Exercise directions:
Copy every line from the data below in which the string "JSON" can be found.

Dataset:
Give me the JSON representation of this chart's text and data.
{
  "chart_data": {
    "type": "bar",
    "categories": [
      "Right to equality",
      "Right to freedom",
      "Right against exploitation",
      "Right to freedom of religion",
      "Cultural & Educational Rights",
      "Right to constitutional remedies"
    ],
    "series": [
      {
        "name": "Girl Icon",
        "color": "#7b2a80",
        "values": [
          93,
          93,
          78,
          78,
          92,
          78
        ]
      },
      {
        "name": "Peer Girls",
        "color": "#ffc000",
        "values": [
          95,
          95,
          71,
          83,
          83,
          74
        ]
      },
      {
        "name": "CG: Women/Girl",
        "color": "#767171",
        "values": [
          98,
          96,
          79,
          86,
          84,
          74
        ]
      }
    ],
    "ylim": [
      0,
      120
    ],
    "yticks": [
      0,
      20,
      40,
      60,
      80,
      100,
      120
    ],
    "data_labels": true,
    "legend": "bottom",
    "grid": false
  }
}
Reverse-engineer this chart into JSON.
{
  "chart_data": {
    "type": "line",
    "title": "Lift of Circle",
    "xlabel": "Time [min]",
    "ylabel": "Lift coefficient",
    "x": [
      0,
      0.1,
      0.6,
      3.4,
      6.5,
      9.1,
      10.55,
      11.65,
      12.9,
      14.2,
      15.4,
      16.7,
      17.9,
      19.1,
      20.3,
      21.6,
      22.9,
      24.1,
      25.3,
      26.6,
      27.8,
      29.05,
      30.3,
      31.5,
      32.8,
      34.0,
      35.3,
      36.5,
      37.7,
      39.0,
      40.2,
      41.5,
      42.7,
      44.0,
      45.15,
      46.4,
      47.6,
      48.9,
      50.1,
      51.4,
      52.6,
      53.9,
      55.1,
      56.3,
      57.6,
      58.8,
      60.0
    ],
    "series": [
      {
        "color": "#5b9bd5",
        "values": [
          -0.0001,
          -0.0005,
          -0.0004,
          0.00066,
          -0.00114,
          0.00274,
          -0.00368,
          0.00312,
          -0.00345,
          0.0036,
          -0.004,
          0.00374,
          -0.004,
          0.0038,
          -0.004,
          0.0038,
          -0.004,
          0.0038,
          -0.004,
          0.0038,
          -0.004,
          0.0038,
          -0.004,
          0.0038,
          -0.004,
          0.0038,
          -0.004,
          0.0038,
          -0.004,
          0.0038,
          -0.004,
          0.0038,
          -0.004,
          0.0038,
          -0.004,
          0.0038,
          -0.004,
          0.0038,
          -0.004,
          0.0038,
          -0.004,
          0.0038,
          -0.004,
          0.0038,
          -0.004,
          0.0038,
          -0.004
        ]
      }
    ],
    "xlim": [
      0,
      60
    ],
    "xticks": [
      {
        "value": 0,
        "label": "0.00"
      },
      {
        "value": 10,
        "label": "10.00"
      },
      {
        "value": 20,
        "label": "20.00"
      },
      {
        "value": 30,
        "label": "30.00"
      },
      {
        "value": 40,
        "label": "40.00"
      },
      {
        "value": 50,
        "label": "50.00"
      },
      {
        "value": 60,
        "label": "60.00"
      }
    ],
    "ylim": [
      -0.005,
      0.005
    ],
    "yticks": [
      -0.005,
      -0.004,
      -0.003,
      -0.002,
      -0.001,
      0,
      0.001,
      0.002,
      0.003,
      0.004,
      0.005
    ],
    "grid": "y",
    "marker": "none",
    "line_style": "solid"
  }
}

Full solution:
Give me the JSON representation of this chart's text and data.
Reverse-engineer this chart into JSON.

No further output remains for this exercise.